WORK TO BE COMPLETED
Copy each line below in which the string "document" occurs.

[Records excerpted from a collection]
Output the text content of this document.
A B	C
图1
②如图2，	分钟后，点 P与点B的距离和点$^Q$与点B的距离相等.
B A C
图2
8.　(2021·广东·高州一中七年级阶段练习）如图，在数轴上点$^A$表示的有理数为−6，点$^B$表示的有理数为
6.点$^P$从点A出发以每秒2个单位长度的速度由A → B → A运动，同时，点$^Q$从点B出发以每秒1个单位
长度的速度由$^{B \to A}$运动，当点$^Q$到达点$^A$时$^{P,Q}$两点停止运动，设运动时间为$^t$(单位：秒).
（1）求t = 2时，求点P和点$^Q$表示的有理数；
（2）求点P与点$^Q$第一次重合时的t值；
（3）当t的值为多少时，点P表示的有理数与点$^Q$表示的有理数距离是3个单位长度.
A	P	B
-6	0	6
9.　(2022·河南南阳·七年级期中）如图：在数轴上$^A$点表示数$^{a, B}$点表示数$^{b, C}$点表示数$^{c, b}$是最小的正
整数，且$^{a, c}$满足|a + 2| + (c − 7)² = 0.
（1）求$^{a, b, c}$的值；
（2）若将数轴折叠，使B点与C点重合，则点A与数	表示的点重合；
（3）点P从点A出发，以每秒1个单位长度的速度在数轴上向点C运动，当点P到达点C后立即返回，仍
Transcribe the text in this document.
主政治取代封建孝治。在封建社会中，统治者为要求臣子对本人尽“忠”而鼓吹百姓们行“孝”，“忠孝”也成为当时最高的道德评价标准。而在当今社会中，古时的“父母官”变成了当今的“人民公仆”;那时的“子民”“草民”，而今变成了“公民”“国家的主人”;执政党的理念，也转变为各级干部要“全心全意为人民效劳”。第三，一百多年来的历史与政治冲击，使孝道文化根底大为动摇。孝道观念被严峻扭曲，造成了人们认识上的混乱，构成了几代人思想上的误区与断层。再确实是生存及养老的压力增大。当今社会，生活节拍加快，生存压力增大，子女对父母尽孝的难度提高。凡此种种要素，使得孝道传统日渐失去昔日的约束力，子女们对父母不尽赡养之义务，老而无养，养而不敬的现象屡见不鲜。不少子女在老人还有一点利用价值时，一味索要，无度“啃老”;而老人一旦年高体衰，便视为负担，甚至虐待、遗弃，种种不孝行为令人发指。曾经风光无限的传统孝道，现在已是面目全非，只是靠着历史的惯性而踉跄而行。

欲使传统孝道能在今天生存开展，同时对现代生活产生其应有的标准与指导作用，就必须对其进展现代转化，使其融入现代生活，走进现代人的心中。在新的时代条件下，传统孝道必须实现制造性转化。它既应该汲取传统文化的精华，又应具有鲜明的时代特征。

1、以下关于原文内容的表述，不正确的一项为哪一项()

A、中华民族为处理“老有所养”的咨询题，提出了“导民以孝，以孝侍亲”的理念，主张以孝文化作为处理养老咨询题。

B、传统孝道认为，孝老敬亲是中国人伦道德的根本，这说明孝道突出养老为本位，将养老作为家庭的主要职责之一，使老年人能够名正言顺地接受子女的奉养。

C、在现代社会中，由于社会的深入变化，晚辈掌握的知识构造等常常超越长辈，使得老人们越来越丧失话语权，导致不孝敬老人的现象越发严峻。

FINAL RESULT
Output the text content of this document.
Transcribe the text in this document.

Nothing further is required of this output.